(Stored data)
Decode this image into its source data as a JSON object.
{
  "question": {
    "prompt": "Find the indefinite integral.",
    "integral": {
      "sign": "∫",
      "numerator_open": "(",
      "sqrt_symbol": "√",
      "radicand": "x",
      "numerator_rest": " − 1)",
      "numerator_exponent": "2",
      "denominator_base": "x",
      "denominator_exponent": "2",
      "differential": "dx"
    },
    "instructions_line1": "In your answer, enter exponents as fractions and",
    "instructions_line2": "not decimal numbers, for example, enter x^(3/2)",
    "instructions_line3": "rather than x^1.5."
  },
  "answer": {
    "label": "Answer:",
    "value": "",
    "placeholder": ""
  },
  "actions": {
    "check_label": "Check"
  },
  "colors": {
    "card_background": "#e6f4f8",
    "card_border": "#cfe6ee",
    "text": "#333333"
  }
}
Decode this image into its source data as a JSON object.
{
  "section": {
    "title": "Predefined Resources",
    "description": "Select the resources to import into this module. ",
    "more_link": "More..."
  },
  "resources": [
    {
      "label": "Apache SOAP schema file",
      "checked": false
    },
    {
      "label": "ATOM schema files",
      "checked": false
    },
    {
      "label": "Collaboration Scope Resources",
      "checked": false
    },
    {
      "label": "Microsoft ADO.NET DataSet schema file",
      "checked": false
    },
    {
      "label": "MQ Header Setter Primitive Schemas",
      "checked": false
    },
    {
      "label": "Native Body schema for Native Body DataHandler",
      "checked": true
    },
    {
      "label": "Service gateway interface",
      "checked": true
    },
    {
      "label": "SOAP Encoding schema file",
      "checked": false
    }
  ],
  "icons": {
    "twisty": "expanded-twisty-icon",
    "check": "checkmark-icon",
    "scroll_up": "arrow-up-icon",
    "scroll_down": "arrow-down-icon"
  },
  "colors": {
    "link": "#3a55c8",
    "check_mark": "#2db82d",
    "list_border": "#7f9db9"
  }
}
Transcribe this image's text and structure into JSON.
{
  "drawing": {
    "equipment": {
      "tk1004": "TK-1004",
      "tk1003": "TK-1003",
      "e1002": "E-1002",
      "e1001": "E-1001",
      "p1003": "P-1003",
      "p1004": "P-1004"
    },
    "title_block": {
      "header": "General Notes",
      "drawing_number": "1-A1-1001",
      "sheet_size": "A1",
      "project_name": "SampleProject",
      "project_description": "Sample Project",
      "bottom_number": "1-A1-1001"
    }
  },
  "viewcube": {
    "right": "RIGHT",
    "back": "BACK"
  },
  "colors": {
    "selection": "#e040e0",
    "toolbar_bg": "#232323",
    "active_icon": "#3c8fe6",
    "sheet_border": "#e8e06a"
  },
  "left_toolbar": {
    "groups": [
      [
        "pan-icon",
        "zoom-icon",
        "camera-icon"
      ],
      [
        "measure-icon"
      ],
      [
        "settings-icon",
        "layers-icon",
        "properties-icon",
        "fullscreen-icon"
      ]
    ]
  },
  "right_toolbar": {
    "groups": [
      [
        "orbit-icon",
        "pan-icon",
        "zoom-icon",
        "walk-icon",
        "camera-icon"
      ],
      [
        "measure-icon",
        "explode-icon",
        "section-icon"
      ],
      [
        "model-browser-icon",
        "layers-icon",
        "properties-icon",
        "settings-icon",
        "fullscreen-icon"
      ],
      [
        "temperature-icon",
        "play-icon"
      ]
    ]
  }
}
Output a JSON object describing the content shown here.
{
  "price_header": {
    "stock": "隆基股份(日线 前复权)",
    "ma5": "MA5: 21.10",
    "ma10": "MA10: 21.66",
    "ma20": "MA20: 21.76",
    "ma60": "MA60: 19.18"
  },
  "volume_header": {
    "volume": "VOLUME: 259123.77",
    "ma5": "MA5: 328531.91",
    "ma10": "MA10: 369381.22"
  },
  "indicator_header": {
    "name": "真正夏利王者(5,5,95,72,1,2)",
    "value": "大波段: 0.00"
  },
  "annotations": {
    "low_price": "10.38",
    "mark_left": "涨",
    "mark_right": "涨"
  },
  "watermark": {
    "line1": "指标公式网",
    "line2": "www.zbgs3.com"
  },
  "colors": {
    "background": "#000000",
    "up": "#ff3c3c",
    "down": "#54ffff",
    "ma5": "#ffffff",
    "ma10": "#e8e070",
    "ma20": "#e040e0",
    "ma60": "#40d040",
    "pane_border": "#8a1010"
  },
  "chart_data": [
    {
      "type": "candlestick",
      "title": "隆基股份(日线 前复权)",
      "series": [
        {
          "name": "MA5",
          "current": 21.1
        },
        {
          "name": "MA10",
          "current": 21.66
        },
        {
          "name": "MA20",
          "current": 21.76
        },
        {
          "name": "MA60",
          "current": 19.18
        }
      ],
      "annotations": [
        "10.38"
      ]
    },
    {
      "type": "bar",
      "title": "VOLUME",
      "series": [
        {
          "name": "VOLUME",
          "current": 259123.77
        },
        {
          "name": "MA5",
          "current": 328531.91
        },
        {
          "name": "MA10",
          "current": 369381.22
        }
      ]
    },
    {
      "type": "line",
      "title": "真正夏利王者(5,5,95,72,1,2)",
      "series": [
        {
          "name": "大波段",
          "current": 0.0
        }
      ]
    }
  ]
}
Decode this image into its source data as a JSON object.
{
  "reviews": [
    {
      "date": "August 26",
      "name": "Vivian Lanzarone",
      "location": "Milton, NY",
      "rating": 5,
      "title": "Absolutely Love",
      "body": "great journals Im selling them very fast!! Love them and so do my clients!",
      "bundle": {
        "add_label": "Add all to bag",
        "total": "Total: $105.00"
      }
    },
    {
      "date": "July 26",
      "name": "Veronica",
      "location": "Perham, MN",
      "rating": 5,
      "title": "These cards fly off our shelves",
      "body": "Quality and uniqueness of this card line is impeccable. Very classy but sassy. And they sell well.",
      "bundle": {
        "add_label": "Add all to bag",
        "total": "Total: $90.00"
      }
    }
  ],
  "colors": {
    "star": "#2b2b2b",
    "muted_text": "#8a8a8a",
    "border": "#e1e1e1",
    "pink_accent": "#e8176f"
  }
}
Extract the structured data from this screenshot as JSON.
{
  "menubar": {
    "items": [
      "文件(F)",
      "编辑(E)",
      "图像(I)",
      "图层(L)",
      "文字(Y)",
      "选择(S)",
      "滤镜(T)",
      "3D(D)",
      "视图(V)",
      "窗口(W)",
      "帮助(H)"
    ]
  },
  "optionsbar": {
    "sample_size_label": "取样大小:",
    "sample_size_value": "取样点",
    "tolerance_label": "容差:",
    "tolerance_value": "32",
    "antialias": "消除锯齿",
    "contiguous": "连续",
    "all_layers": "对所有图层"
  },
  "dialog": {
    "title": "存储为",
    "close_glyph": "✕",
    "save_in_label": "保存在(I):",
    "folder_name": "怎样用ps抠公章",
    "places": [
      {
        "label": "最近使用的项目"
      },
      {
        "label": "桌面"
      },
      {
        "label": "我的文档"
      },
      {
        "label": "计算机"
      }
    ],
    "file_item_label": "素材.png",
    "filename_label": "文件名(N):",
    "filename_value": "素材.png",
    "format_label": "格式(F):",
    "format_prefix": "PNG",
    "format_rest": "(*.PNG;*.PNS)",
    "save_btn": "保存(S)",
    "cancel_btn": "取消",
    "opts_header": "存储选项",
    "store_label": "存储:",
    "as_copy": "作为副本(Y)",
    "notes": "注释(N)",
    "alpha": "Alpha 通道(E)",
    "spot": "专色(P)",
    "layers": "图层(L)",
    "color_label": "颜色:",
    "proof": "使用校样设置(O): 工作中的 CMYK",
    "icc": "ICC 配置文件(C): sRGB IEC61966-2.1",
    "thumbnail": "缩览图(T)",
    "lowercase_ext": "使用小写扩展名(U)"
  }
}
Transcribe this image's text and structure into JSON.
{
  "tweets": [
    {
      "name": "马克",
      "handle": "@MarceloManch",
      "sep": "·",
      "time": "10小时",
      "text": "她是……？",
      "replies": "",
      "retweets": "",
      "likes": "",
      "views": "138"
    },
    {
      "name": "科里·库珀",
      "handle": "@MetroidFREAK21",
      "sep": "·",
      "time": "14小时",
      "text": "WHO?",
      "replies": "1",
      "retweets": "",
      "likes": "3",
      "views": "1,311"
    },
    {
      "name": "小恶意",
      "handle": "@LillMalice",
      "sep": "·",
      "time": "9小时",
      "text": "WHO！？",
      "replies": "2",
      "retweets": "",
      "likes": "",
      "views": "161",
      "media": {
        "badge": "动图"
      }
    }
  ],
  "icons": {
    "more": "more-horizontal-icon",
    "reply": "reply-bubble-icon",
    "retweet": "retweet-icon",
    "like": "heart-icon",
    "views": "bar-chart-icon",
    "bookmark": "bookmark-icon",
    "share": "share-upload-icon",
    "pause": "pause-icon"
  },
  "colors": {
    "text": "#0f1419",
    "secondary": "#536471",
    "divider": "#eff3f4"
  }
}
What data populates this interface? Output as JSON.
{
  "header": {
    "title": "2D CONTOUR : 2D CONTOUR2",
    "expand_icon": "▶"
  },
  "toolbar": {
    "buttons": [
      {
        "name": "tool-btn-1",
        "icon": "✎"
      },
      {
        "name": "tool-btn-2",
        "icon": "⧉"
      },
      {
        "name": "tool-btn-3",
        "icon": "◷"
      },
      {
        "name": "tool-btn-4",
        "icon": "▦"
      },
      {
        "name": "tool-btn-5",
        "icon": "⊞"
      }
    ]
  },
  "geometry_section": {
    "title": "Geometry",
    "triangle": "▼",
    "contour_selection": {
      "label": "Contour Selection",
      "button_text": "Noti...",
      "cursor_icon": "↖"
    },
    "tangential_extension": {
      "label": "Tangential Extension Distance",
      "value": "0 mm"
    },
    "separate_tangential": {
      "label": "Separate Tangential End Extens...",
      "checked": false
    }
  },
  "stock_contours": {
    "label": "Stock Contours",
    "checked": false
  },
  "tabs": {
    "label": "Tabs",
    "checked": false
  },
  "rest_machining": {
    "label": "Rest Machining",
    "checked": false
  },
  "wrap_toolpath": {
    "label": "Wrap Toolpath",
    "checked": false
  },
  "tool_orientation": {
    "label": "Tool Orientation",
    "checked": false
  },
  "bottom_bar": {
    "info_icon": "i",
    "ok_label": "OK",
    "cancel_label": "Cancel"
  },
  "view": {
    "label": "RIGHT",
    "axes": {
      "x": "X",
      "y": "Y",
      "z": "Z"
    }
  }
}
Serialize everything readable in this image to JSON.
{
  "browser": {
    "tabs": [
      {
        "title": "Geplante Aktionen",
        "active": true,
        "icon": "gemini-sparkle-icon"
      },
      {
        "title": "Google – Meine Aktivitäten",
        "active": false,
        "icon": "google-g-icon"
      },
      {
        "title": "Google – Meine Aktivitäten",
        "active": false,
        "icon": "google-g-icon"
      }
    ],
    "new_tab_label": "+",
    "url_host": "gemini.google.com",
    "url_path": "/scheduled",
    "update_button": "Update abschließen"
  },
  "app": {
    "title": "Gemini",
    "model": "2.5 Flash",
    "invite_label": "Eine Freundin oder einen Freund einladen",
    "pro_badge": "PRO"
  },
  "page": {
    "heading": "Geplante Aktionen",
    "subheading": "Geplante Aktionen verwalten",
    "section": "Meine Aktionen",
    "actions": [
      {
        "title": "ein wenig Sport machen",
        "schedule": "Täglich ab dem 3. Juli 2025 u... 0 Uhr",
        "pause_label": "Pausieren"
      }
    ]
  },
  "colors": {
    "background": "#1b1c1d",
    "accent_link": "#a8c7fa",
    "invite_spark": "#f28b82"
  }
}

Work to complete: From the material above, copy each line that includes the word "arrow".

Result for this exercise:
    "scroll_up": "arrow-up-icon",
    "scroll_down": "arrow-down-icon"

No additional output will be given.